=== Set exercise ===
Say how many lines include the word "that", using only a number.

=== Data excerpts ===
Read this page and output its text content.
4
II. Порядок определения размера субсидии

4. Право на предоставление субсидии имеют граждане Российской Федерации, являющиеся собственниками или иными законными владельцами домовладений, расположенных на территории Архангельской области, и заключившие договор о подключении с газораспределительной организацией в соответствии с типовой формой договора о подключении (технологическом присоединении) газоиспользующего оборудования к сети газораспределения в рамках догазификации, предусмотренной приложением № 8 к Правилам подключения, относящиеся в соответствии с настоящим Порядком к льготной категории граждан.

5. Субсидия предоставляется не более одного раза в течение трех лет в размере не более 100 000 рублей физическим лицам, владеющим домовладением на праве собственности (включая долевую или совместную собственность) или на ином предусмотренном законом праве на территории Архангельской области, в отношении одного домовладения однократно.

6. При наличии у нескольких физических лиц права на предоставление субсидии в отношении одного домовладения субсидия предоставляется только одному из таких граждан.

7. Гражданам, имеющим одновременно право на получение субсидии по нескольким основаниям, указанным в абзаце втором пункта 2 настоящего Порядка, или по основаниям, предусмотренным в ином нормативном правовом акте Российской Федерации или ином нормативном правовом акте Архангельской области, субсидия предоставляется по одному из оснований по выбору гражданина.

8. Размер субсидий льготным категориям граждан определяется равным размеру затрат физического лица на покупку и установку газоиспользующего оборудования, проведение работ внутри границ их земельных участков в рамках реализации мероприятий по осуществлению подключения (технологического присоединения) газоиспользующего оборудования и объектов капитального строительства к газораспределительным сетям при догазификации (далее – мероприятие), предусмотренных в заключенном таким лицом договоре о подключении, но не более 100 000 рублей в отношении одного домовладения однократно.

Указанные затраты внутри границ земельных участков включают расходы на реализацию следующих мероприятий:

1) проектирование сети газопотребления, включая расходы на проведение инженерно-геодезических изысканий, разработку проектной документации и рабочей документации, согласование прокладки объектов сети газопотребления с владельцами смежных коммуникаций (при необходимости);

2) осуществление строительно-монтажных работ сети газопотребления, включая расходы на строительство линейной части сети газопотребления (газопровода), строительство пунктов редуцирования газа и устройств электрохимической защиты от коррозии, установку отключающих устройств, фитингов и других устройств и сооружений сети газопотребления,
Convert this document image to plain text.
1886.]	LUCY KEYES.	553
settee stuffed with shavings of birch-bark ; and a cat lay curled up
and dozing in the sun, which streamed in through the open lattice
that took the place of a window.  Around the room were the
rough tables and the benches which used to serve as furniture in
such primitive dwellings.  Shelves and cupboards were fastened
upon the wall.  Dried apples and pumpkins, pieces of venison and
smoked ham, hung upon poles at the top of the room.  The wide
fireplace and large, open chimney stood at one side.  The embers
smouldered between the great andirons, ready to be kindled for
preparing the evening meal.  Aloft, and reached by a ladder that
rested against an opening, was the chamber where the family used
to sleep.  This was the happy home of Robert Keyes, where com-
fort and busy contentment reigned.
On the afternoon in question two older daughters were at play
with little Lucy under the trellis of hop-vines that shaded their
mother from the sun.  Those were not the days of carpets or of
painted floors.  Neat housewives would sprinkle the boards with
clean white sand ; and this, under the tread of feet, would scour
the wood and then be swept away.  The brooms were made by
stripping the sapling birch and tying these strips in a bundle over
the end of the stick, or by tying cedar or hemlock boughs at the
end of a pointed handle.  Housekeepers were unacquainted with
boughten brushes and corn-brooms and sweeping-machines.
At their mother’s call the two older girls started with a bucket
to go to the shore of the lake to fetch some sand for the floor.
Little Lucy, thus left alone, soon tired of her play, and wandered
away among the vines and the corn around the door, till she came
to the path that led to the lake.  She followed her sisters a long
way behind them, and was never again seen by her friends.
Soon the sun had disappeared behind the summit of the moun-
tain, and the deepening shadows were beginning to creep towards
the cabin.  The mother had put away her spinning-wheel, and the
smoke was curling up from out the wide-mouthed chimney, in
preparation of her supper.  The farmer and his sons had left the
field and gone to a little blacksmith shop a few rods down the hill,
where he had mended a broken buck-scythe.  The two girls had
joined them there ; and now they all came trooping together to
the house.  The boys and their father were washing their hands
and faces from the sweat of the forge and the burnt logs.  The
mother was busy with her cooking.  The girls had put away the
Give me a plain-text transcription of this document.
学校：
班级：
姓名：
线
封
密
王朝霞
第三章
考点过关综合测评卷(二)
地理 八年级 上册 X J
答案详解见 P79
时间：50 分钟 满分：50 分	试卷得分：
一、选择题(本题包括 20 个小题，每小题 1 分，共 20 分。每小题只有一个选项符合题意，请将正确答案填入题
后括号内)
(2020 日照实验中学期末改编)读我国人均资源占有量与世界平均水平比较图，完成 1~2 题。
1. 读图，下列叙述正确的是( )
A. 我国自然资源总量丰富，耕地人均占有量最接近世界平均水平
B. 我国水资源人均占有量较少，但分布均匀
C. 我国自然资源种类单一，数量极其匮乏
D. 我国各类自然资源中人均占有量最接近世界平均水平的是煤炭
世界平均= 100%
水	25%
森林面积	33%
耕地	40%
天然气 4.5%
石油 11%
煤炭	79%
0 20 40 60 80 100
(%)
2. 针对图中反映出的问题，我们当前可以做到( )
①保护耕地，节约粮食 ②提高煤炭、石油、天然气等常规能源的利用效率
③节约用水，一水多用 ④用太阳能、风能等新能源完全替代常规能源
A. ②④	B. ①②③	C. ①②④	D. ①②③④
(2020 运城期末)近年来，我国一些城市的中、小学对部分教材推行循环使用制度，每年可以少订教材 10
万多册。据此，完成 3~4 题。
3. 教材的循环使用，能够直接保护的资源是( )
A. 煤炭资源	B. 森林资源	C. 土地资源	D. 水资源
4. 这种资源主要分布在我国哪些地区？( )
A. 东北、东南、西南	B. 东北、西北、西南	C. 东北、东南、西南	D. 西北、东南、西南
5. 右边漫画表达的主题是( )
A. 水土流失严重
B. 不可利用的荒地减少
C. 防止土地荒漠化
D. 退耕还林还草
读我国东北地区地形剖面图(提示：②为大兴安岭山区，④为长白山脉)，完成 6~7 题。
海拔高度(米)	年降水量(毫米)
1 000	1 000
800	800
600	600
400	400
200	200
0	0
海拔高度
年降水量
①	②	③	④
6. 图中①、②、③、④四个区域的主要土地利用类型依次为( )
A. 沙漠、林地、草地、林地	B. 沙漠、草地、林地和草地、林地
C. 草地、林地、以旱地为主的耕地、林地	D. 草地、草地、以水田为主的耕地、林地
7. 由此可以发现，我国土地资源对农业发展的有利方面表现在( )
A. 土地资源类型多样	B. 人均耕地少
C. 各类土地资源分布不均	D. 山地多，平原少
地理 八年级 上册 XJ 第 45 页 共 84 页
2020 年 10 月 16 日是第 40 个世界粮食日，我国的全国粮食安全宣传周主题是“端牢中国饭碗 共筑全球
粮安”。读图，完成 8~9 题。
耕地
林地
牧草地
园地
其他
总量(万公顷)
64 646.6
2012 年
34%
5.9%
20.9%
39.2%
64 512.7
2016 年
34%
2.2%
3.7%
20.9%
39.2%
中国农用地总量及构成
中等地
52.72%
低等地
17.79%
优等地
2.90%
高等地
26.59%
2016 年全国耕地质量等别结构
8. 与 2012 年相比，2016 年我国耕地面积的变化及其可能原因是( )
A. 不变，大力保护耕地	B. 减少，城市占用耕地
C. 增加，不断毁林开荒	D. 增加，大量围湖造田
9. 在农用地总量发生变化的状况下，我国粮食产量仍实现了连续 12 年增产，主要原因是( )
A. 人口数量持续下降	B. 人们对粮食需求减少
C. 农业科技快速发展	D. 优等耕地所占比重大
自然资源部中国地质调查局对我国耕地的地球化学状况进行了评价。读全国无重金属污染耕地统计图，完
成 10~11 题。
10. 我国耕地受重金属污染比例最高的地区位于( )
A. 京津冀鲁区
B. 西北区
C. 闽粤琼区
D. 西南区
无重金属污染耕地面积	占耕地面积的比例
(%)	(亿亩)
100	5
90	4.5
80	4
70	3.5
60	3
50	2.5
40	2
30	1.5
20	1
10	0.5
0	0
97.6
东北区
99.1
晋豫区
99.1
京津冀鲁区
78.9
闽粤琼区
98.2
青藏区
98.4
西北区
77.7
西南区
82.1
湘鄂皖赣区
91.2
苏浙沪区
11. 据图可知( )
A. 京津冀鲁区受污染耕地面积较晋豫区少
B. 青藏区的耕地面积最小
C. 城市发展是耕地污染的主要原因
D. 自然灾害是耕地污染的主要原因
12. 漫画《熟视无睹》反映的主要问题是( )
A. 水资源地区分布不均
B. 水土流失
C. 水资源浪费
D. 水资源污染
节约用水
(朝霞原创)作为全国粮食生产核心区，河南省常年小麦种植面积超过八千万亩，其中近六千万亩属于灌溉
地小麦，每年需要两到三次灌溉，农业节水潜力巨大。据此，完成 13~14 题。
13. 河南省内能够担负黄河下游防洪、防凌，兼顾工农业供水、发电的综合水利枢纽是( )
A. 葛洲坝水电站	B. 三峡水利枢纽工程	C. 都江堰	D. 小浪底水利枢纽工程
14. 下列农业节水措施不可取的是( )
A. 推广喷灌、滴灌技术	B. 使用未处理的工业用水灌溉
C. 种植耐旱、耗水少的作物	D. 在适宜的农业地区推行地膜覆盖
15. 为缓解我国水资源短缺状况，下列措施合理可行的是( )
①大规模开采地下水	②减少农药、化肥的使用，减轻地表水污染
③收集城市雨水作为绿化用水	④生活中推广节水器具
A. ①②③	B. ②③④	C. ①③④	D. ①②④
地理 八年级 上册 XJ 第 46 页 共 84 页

=== Exercise answer ===
4